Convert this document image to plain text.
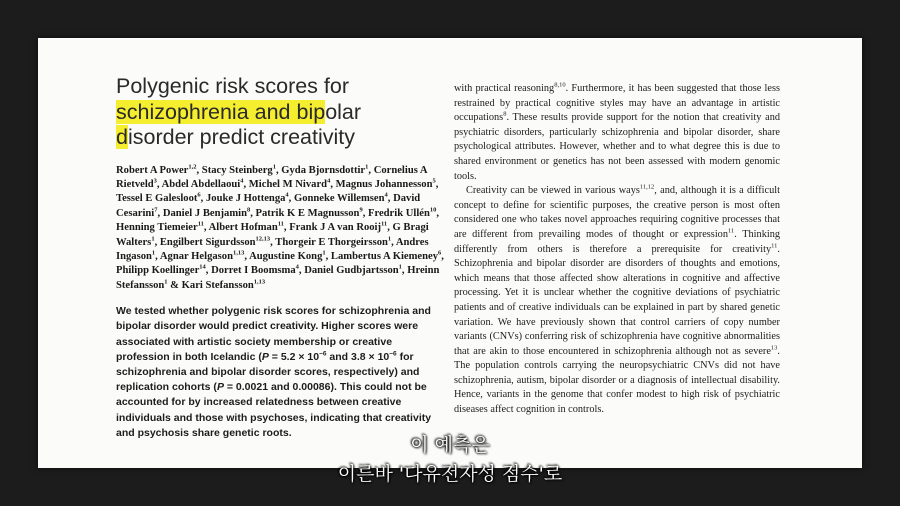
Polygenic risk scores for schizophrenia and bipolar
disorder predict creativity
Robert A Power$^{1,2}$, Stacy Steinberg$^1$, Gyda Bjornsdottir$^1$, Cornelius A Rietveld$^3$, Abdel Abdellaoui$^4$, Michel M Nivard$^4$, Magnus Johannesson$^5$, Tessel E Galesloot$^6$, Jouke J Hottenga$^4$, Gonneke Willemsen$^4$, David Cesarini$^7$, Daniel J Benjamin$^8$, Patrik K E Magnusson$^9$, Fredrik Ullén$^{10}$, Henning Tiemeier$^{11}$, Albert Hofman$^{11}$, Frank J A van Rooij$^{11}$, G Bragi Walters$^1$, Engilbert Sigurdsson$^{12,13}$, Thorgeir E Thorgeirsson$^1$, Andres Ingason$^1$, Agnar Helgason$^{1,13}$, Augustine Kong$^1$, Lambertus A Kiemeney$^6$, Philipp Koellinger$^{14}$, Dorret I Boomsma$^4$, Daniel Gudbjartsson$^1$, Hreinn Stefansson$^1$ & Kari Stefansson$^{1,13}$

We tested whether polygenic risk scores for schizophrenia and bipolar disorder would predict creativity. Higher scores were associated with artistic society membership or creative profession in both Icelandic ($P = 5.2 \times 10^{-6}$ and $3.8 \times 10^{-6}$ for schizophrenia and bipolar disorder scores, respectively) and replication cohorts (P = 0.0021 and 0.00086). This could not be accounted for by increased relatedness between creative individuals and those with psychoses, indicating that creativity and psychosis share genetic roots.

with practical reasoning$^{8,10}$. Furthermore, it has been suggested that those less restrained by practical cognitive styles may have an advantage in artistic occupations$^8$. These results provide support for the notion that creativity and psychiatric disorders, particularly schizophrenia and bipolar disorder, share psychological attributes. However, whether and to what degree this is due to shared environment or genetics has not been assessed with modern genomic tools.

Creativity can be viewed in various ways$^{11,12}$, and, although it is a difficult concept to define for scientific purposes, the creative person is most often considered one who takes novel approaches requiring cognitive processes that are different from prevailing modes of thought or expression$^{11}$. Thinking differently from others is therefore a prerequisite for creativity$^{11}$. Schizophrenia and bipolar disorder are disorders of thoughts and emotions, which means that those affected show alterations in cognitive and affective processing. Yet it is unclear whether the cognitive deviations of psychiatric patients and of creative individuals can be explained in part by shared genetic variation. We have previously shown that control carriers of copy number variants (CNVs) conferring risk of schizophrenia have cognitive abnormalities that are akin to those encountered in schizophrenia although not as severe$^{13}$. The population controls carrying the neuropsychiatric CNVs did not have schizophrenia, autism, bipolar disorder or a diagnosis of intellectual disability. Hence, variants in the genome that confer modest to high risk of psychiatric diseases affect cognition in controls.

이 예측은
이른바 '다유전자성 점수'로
■ ■ ■ ■
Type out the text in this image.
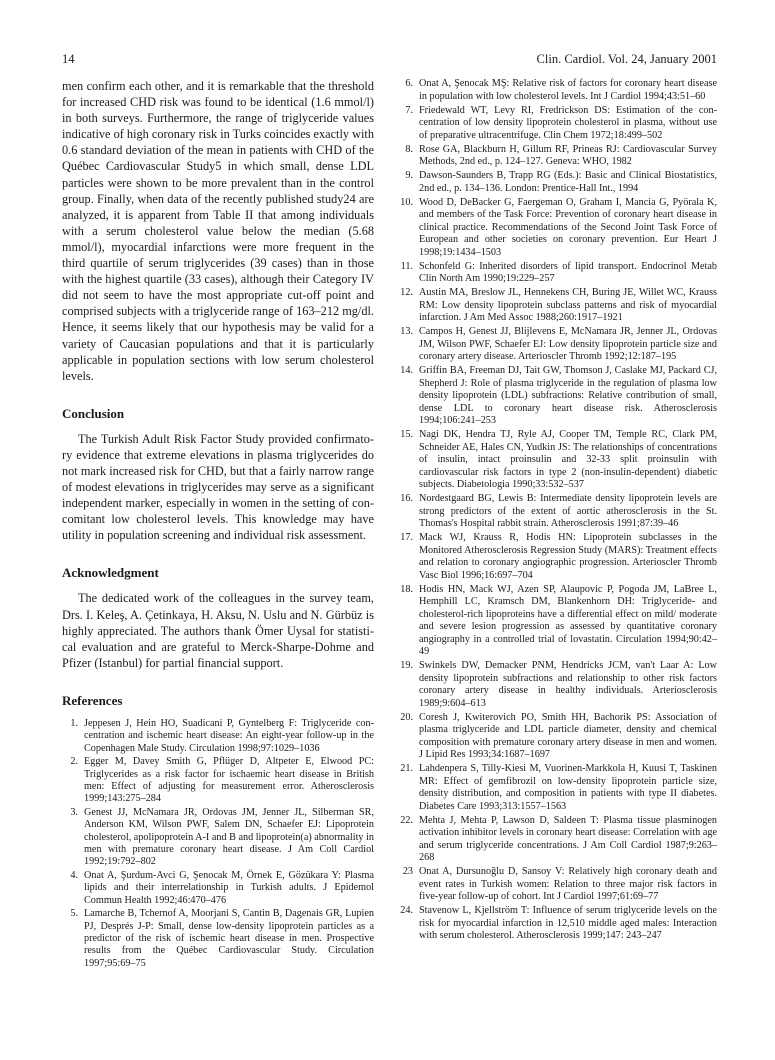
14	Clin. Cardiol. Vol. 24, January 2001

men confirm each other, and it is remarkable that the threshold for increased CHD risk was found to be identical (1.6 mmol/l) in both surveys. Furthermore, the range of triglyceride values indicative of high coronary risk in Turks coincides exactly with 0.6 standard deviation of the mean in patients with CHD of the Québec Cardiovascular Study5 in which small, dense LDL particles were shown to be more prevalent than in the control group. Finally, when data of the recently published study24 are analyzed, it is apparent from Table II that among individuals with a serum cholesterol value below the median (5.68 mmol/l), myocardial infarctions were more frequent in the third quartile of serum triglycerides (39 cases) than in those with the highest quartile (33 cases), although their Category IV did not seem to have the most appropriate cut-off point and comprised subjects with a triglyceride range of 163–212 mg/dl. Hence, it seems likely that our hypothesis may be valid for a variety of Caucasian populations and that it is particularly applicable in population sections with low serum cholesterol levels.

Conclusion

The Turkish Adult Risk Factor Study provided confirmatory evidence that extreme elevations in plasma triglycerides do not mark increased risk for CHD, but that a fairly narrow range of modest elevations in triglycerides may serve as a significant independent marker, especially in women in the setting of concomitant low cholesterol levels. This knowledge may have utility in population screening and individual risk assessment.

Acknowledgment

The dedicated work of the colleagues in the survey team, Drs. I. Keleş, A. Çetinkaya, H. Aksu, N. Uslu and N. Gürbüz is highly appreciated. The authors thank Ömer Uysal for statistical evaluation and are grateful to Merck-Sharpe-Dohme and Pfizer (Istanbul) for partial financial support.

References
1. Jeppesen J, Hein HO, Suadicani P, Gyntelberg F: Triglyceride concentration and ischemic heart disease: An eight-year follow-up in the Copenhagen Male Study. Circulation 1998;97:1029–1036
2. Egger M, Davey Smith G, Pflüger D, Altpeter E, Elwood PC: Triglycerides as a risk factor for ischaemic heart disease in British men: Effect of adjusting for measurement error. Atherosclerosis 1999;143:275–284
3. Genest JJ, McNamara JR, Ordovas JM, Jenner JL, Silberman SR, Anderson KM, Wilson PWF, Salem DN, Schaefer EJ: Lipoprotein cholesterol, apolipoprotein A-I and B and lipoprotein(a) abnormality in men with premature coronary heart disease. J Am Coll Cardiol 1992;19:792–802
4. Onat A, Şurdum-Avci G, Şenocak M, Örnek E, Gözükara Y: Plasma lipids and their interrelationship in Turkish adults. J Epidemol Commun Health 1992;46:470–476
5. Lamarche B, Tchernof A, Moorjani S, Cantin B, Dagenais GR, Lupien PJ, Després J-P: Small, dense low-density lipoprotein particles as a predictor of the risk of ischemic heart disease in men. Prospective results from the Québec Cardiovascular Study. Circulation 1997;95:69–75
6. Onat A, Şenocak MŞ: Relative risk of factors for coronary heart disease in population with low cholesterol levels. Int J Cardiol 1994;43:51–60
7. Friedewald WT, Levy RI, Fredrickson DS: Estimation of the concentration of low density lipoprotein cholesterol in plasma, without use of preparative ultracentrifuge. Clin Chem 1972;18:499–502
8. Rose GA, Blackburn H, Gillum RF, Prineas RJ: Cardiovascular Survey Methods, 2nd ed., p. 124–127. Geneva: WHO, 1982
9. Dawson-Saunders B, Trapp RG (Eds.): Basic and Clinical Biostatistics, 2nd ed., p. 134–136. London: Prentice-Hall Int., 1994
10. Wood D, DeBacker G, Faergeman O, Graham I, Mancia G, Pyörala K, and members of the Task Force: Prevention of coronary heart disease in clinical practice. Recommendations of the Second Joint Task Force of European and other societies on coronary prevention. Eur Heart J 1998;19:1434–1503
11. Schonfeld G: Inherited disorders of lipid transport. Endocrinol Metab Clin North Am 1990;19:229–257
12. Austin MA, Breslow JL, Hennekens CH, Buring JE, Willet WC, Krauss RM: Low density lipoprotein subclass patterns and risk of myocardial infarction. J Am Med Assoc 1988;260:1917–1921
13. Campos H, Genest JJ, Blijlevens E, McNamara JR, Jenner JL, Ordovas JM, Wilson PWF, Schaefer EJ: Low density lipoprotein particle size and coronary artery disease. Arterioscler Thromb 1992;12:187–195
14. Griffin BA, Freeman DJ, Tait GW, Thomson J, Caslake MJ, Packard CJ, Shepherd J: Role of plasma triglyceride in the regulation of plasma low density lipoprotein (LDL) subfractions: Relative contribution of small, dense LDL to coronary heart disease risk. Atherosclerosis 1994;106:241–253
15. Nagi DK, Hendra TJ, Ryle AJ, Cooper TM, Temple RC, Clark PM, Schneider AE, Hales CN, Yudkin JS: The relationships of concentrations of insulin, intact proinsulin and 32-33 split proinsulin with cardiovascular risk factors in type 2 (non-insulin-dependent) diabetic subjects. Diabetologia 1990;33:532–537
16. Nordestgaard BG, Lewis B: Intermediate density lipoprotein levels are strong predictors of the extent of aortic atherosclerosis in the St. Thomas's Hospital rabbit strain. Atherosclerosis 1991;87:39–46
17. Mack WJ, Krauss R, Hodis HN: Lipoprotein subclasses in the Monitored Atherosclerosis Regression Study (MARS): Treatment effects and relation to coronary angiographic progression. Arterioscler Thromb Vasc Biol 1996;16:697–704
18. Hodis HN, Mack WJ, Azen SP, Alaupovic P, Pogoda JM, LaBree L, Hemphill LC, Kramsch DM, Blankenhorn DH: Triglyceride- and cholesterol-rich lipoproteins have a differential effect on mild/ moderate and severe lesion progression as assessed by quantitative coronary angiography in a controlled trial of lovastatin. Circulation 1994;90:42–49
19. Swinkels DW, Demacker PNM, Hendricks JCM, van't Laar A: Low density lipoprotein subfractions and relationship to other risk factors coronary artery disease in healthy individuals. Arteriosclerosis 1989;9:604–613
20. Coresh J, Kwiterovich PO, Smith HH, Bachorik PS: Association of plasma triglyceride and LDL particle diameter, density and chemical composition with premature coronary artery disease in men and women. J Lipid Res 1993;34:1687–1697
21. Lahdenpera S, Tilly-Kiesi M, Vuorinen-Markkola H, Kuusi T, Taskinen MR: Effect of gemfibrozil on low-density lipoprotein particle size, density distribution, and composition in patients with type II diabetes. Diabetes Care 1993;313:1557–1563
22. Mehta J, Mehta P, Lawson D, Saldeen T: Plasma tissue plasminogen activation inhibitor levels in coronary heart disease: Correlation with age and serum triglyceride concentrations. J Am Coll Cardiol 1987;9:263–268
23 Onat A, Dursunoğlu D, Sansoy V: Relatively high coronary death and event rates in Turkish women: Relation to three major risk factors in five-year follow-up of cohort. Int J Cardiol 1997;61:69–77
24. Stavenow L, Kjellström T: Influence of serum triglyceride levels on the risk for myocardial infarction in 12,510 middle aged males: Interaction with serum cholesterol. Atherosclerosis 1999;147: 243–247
■ ■ ■ ■
(WORK ITEM): All lines of the listing that contain the word "their" should be copied out.

(OUTPUT OF THE EXERCISE):
men confirm each other, and it is remarkable that the threshold for increased CHD risk was found to be identical (1.6 mmol/l) in both surveys. Furthermore, the range of triglyceride values indicative of high coronary risk in Turks coincides exactly with 0.6 standard deviation of the mean in patients with CHD of the Québec Cardiovascular Study5 in which small, dense LDL particles were shown to be more prevalent than in the control group. Finally, when data of the recently published study24 are analyzed, it is apparent from Table II that among individuals with a serum cholesterol value below the median (5.68 mmol/l), myocardial infarctions were more frequent in the third quartile of serum triglycerides (39 cases) than in those with the highest quartile (33 cases), although their Category IV did not seem to have the most appropriate cut-off point and comprised subjects with a triglyceride range of 163–212 mg/dl. Hence, it seems likely that our hypothesis may be valid for a variety of Caucasian populations and that it is particularly applicable in population sections with low serum cholesterol levels.
4. Onat A, Şurdum-Avci G, Şenocak M, Örnek E, Gözükara Y: Plasma lipids and their interrelationship in Turkish adults. J Epidemol Commun Health 1992;46:470–476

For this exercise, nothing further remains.